• [Problem to work on]
Your answer should be only a number: how many lines include the word "color".

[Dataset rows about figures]
==================================================

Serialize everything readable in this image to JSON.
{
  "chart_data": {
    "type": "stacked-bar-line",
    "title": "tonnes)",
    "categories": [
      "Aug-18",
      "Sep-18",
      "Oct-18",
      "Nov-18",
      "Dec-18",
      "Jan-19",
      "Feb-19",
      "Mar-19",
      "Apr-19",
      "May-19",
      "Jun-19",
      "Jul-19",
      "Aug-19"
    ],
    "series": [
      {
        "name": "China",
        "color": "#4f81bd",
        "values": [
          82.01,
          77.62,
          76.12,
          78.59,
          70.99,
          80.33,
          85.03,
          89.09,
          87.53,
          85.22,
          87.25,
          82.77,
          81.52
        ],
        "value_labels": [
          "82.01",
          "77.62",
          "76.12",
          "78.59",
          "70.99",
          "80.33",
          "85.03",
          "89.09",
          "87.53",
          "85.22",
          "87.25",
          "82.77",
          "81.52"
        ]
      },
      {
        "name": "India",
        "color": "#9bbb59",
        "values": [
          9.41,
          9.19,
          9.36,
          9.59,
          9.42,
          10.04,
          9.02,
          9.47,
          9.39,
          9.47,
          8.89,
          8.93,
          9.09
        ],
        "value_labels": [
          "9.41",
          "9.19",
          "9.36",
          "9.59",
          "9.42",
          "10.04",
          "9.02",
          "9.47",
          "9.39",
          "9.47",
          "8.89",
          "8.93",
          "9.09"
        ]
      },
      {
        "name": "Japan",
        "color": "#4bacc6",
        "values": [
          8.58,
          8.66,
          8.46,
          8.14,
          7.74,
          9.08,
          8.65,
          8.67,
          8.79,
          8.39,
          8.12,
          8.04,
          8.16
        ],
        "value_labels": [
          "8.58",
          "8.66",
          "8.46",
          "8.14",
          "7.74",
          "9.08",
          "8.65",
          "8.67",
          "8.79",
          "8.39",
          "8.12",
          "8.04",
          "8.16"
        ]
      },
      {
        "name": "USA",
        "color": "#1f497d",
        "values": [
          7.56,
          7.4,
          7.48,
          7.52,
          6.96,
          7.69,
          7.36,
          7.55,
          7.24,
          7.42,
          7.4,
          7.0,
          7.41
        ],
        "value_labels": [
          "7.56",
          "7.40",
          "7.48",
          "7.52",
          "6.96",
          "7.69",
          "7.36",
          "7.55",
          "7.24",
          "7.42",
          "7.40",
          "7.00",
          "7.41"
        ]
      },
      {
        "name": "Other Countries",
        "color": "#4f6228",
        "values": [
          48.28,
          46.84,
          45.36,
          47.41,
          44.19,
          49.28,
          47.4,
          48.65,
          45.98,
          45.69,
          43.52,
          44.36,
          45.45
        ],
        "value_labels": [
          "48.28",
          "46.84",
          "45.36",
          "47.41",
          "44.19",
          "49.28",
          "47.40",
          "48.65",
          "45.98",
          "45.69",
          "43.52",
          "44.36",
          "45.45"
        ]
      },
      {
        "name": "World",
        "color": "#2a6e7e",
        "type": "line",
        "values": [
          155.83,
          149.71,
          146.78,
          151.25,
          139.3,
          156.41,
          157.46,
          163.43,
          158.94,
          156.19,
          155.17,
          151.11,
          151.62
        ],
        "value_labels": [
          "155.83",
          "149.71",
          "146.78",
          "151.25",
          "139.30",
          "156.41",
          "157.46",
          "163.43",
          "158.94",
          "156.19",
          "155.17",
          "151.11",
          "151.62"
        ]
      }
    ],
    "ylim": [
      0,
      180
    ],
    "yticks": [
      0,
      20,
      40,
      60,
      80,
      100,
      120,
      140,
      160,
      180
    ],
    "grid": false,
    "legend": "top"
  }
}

==================================================

• [Correct result]
6